Your task ▸
Below is a block of data; give all of it again word for word.

=== Input rows ===

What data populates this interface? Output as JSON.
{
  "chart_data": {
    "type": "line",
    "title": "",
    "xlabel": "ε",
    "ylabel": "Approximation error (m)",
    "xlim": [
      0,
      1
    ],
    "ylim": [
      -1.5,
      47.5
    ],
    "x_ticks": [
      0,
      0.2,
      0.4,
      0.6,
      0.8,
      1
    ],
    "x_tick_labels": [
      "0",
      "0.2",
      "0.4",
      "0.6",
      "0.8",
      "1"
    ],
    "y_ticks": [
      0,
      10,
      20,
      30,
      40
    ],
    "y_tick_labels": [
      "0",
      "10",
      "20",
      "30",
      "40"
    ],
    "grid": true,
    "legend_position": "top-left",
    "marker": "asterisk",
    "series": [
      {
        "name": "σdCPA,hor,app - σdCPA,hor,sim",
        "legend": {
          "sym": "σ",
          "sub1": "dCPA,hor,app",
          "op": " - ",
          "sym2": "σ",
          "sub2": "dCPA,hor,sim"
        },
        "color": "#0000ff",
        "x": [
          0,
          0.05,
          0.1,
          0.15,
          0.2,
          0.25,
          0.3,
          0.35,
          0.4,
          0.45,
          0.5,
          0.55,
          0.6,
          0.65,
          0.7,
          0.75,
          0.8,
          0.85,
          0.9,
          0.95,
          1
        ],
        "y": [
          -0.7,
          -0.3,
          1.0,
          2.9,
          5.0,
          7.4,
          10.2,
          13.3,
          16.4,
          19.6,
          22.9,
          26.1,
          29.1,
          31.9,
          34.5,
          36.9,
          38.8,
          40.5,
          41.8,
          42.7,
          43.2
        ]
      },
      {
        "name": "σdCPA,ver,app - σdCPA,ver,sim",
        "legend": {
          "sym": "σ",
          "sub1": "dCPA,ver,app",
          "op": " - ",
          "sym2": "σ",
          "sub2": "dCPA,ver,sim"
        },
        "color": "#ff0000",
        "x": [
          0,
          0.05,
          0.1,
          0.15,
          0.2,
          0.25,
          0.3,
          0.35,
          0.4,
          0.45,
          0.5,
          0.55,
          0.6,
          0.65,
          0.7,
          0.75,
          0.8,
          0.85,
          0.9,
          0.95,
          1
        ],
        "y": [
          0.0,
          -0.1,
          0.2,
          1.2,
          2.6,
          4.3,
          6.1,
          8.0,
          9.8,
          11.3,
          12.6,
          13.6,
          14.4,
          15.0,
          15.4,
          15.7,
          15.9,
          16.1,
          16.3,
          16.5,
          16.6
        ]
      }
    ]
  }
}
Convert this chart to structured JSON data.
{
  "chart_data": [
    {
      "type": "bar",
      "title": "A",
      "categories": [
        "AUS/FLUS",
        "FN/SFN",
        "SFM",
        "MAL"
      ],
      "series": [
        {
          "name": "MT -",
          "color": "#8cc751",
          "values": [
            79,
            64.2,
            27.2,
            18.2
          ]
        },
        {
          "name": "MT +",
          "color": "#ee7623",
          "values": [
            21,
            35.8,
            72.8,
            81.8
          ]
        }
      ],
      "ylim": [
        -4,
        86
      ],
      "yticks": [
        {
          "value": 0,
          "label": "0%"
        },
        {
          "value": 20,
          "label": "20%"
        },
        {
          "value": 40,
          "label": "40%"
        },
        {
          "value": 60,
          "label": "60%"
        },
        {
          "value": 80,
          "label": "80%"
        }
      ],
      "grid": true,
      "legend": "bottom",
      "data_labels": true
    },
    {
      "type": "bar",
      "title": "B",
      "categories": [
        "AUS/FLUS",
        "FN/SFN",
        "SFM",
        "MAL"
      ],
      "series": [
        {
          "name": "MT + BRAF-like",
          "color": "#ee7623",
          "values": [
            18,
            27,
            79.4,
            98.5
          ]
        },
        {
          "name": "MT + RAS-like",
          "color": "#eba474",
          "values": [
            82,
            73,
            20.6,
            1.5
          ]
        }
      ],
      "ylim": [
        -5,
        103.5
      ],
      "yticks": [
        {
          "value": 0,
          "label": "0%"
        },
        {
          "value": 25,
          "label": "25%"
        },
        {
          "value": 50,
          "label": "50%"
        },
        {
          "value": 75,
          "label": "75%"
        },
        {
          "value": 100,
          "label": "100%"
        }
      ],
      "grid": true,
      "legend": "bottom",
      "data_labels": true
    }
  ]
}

===

Complete answer ▸
What data populates this interface? Output as JSON.
{
  "chart_data": {
    "type": "line",
    "title": "",
    "xlabel": "ε",
    "ylabel": "Approximation error (m)",
    "xlim": [
      0,
      1
    ],
    "ylim": [
      -1.5,
      47.5
    ],
    "x_ticks": [
      0,
      0.2,
      0.4,
      0.6,
      0.8,
      1
    ],
    "x_tick_labels": [
      "0",
      "0.2",
      "0.4",
      "0.6",
      "0.8",
      "1"
    ],
    "y_ticks": [
      0,
      10,
      20,
      30,
      40
    ],
    "y_tick_labels": [
      "0",
      "10",
      "20",
      "30",
      "40"
    ],
    "grid": true,
    "legend_position": "top-left",
    "marker": "asterisk",
    "series": [
      {
        "name": "σdCPA,hor,app - σdCPA,hor,sim",
        "legend": {
          "sym": "σ",
          "sub1": "dCPA,hor,app",
          "op": " - ",
          "sym2": "σ",
          "sub2": "dCPA,hor,sim"
        },
        "color": "#0000ff",
        "x": [
          0,
          0.05,
          0.1,
          0.15,
          0.2,
          0.25,
          0.3,
          0.35,
          0.4,
          0.45,
          0.5,
          0.55,
          0.6,
          0.65,
          0.7,
          0.75,
          0.8,
          0.85,
          0.9,
          0.95,
          1
        ],
        "y": [
          -0.7,
          -0.3,
          1.0,
          2.9,
          5.0,
          7.4,
          10.2,
          13.3,
          16.4,
          19.6,
          22.9,
          26.1,
          29.1,
          31.9,
          34.5,
          36.9,
          38.8,
          40.5,
          41.8,
          42.7,
          43.2
        ]
      },
      {
        "name": "σdCPA,ver,app - σdCPA,ver,sim",
        "legend": {
          "sym": "σ",
          "sub1": "dCPA,ver,app",
          "op": " - ",
          "sym2": "σ",
          "sub2": "dCPA,ver,sim"
        },
        "color": "#ff0000",
        "x": [
          0,
          0.05,
          0.1,
          0.15,
          0.2,
          0.25,
          0.3,
          0.35,
          0.4,
          0.45,
          0.5,
          0.55,
          0.6,
          0.65,
          0.7,
          0.75,
          0.8,
          0.85,
          0.9,
          0.95,
          1
        ],
        "y": [
          0.0,
          -0.1,
          0.2,
          1.2,
          2.6,
          4.3,
          6.1,
          8.0,
          9.8,
          11.3,
          12.6,
          13.6,
          14.4,
          15.0,
          15.4,
          15.7,
          15.9,
          16.1,
          16.3,
          16.5,
          16.6
        ]
      }
    ]
  }
}
Convert this chart to structured JSON data.
{
  "chart_data": [
    {
      "type": "bar",
      "title": "A",
      "categories": [
        "AUS/FLUS",
        "FN/SFN",
        "SFM",
        "MAL"
      ],
      "series": [
        {
          "name": "MT -",
          "color": "#8cc751",
          "values": [
            79,
            64.2,
            27.2,
            18.2
          ]
        },
        {
          "name": "MT +",
          "color": "#ee7623",
          "values": [
            21,
            35.8,
            72.8,
            81.8
          ]
        }
      ],
      "ylim": [
        -4,
        86
      ],
      "yticks": [
        {
          "value": 0,
          "label": "0%"
        },
        {
          "value": 20,
          "label": "20%"
        },
        {
          "value": 40,
          "label": "40%"
        },
        {
          "value": 60,
          "label": "60%"
        },
        {
          "value": 80,
          "label": "80%"
        }
      ],
      "grid": true,
      "legend": "bottom",
      "data_labels": true
    },
    {
      "type": "bar",
      "title": "B",
      "categories": [
        "AUS/FLUS",
        "FN/SFN",
        "SFM",
        "MAL"
      ],
      "series": [
        {
          "name": "MT + BRAF-like",
          "color": "#ee7623",
          "values": [
            18,
            27,
            79.4,
            98.5
          ]
        },
        {
          "name": "MT + RAS-like",
          "color": "#eba474",
          "values": [
            82,
            73,
            20.6,
            1.5
          ]
        }
      ],
      "ylim": [
        -5,
        103.5
      ],
      "yticks": [
        {
          "value": 0,
          "label": "0%"
        },
        {
          "value": 25,
          "label": "25%"
        },
        {
          "value": 50,
          "label": "50%"
        },
        {
          "value": 75,
          "label": "75%"
        },
        {
          "value": 100,
          "label": "100%"
        }
      ],
      "grid": true,
      "legend": "bottom",
      "data_labels": true
    }
  ]
}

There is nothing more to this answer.